SET PROBLEM: What follows is a set of entries. Give them again exactly, without the pictures.

INFORMATION PROVIDED:

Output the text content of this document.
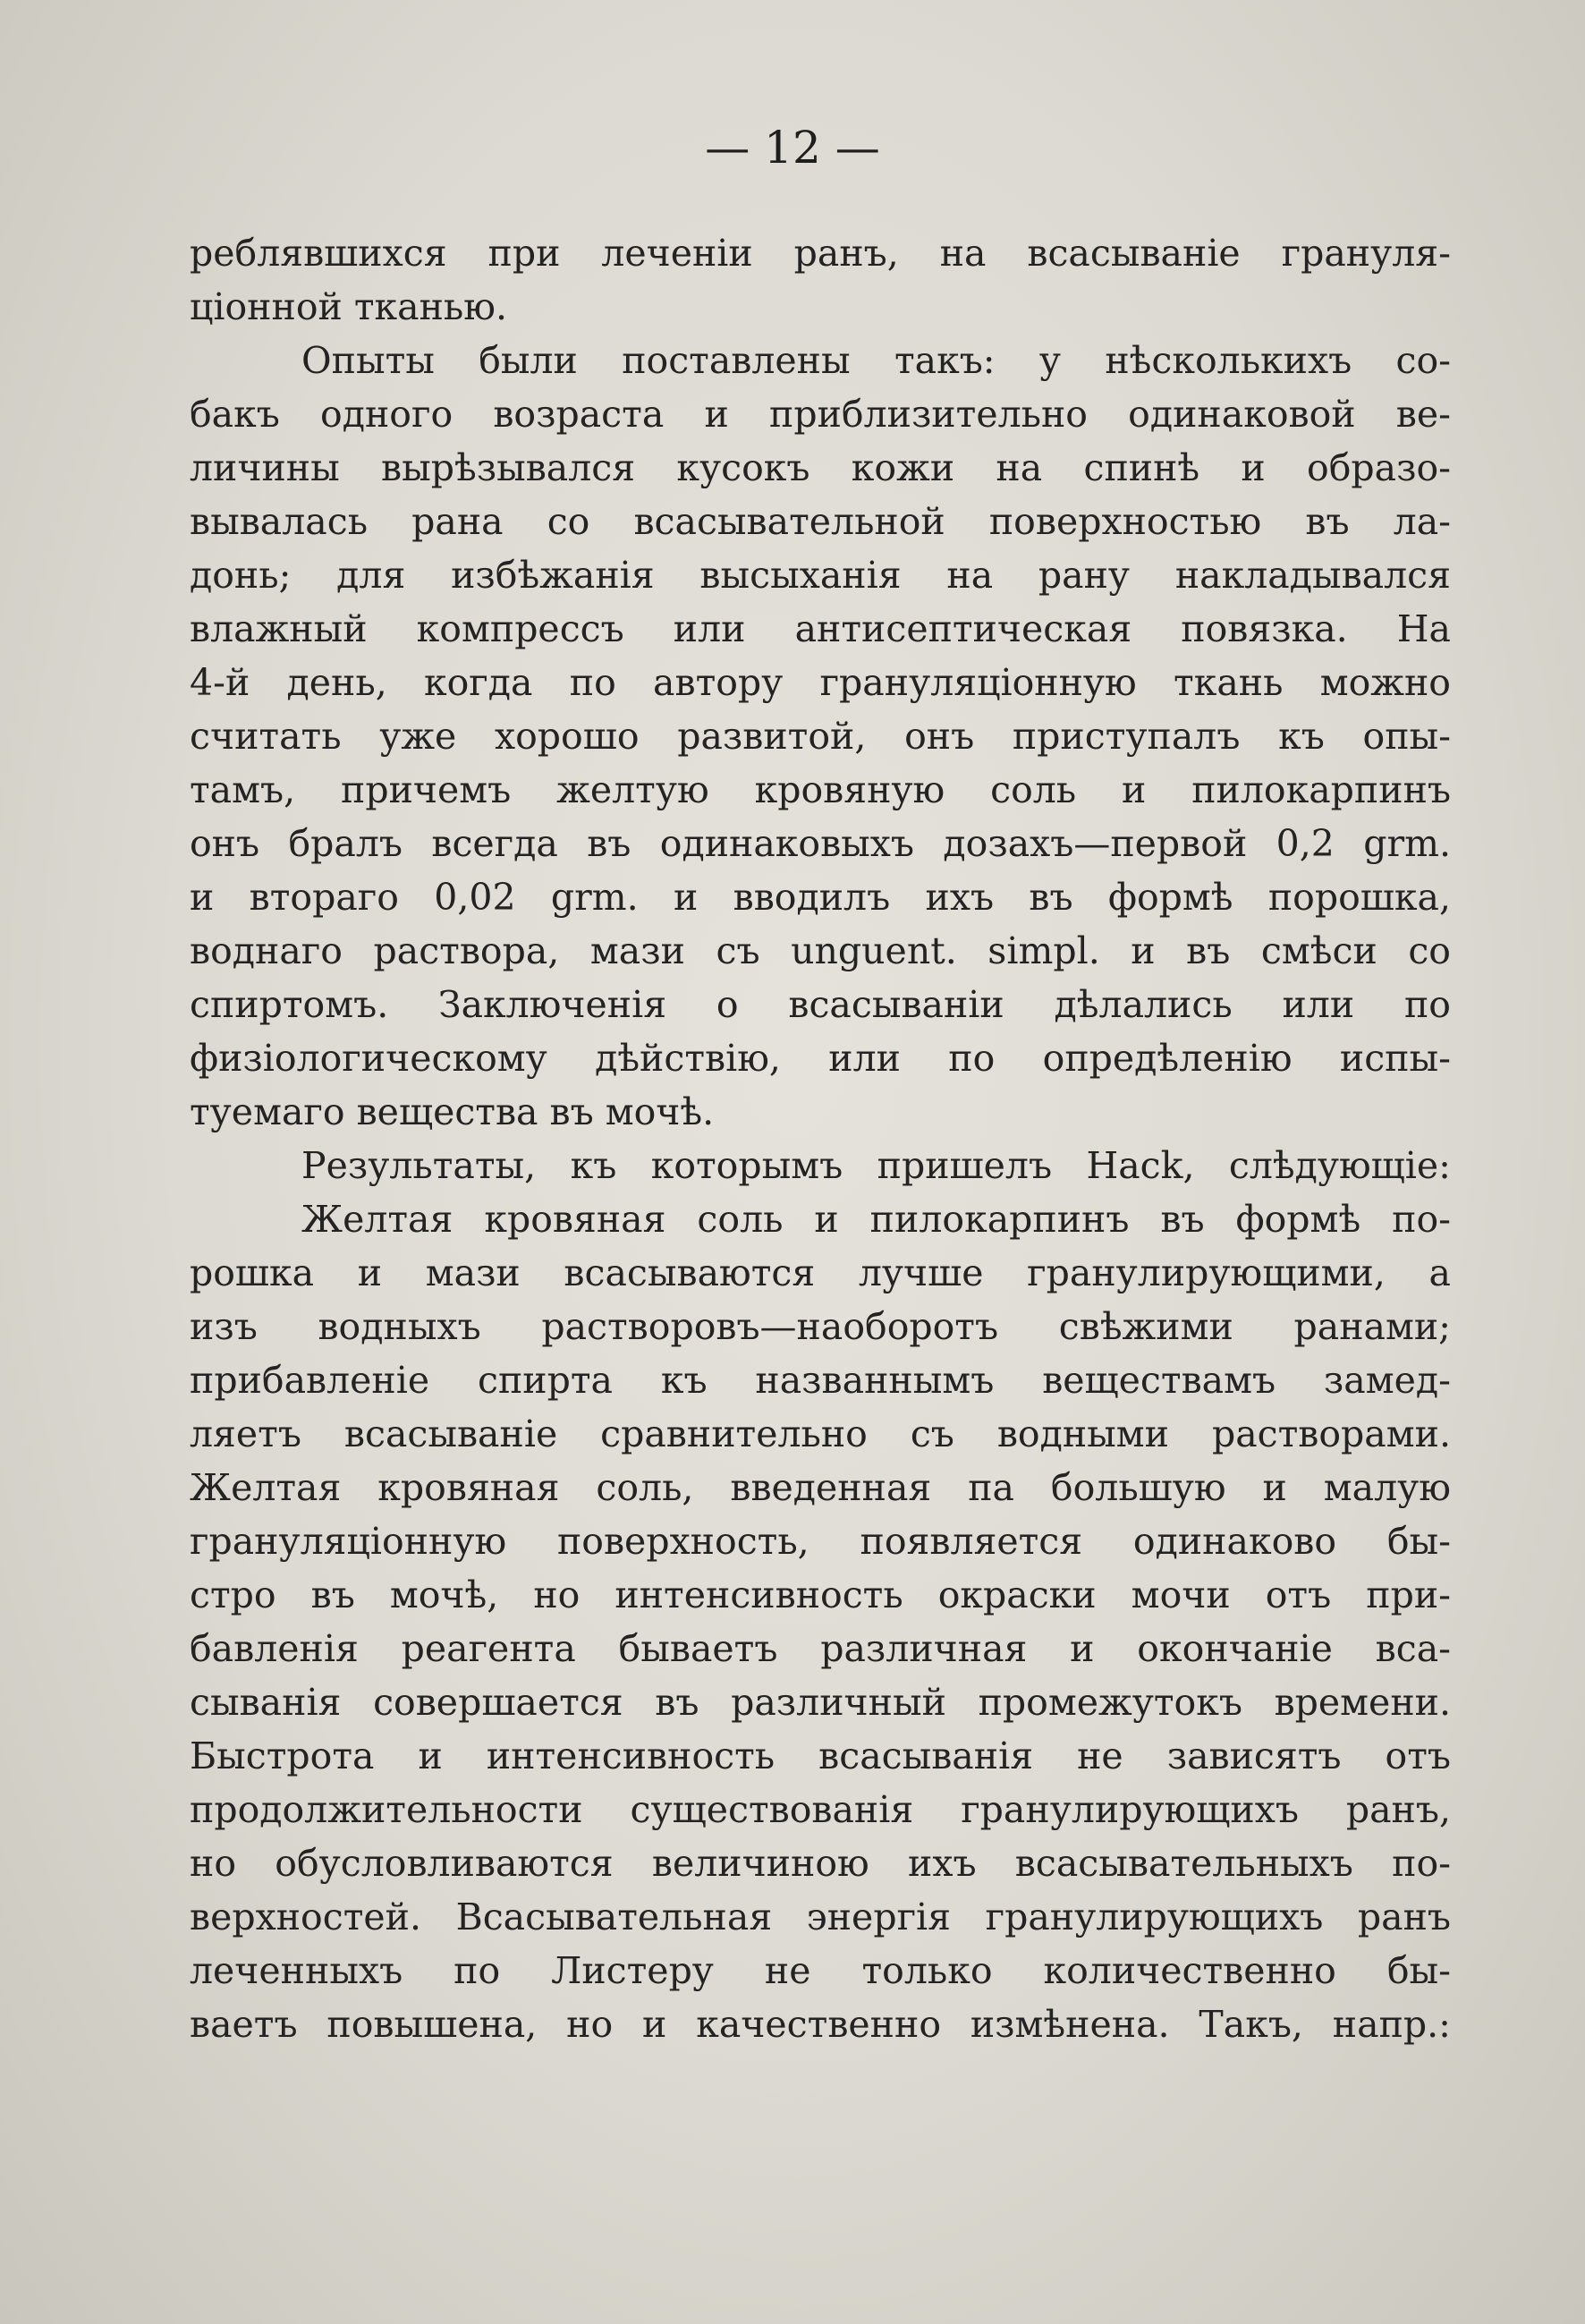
— 12 —
реблявшихся при леченіи ранъ, на всасываніе грануля-
ціонной тканью.
Опыты были поставлены такъ: у нѣсколькихъ со-
бакъ одного возраста и приблизительно одинаковой ве-
личины вырѣзывался кусокъ кожи на спинѣ и образо-
вывалась рана со всасывательной поверхностью въ ла-
донь; для избѣжанія высыханія на рану накладывался
влажный компрессъ или антисептическая повязка. На
4-й день, когда по автору грануляціонную ткань можно
считать уже хорошо развитой, онъ приступалъ къ опы-
тамъ, причемъ желтую кровяную соль и пилокарпинъ
онъ бралъ всегда въ одинаковыхъ дозахъ—первой 0,2 grm.
и втораго 0,02 grm. и вводилъ ихъ въ формѣ порошка,
воднаго раствора, мази съ unguent. simpl. и въ смѣси со
спиртомъ. Заключенія о всасываніи дѣлались или по
физіологическому дѣйствію, или по опредѣленію испы-
туемаго вещества въ мочѣ.
Результаты, къ которымъ пришелъ Hack, слѣдующіе:
Желтая кровяная соль и пилокарпинъ въ формѣ по-
рошка и мази всасываются лучше гранулирующими, а
изъ водныхъ растворовъ—наоборотъ свѣжими ранами;
прибавленіе спирта къ названнымъ веществамъ замед-
ляетъ всасываніе сравнительно съ водными растворами.
Желтая кровяная соль, введенная па большую и малую
грануляціонную поверхность, появляется одинаково бы-
стро въ мочѣ, но интенсивность окраски мочи отъ при-
бавленія реагента бываетъ различная и окончаніе вса-
сыванія совершается въ различный промежутокъ времени.
Быстрота и интенсивность всасыванія не зависятъ отъ
продолжительности существованія гранулирующихъ ранъ,
но обусловливаются величиною ихъ всасывательныхъ по-
верхностей. Всасывательная энергія гранулирующихъ ранъ
леченныхъ по Листеру не только количественно бы-
ваетъ повышена, но и качественно измѣнена. Такъ, напр.:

ANSWER BELOW:
Output the text content of this document.
— 12 —
реблявшихся при леченіи ранъ, на всасываніе грануля-
ціонной тканью.
Опыты были поставлены такъ: у нѣсколькихъ со-
бакъ одного возраста и приблизительно одинаковой ве-
личины вырѣзывался кусокъ кожи на спинѣ и образо-
вывалась рана со всасывательной поверхностью въ ла-
донь; для избѣжанія высыханія на рану накладывался
влажный компрессъ или антисептическая повязка. На
4-й день, когда по автору грануляціонную ткань можно
считать уже хорошо развитой, онъ приступалъ къ опы-
тамъ, причемъ желтую кровяную соль и пилокарпинъ
онъ бралъ всегда въ одинаковыхъ дозахъ—первой 0,2 grm.
и втораго 0,02 grm. и вводилъ ихъ въ формѣ порошка,
воднаго раствора, мази съ unguent. simpl. и въ смѣси со
спиртомъ. Заключенія о всасываніи дѣлались или по
физіологическому дѣйствію, или по опредѣленію испы-
туемаго вещества въ мочѣ.
Результаты, къ которымъ пришелъ Hack, слѣдующіе:
Желтая кровяная соль и пилокарпинъ въ формѣ по-
рошка и мази всасываются лучше гранулирующими, а
изъ водныхъ растворовъ—наоборотъ свѣжими ранами;
прибавленіе спирта къ названнымъ веществамъ замед-
ляетъ всасываніе сравнительно съ водными растворами.
Желтая кровяная соль, введенная па большую и малую
грануляціонную поверхность, появляется одинаково бы-
стро въ мочѣ, но интенсивность окраски мочи отъ при-
бавленія реагента бываетъ различная и окончаніе вса-
сыванія совершается въ различный промежутокъ времени.
Быстрота и интенсивность всасыванія не зависятъ отъ
продолжительности существованія гранулирующихъ ранъ,
но обусловливаются величиною ихъ всасывательныхъ по-
верхностей. Всасывательная энергія гранулирующихъ ранъ
леченныхъ по Листеру не только количественно бы-
ваетъ повышена, но и качественно измѣнена. Такъ, напр.:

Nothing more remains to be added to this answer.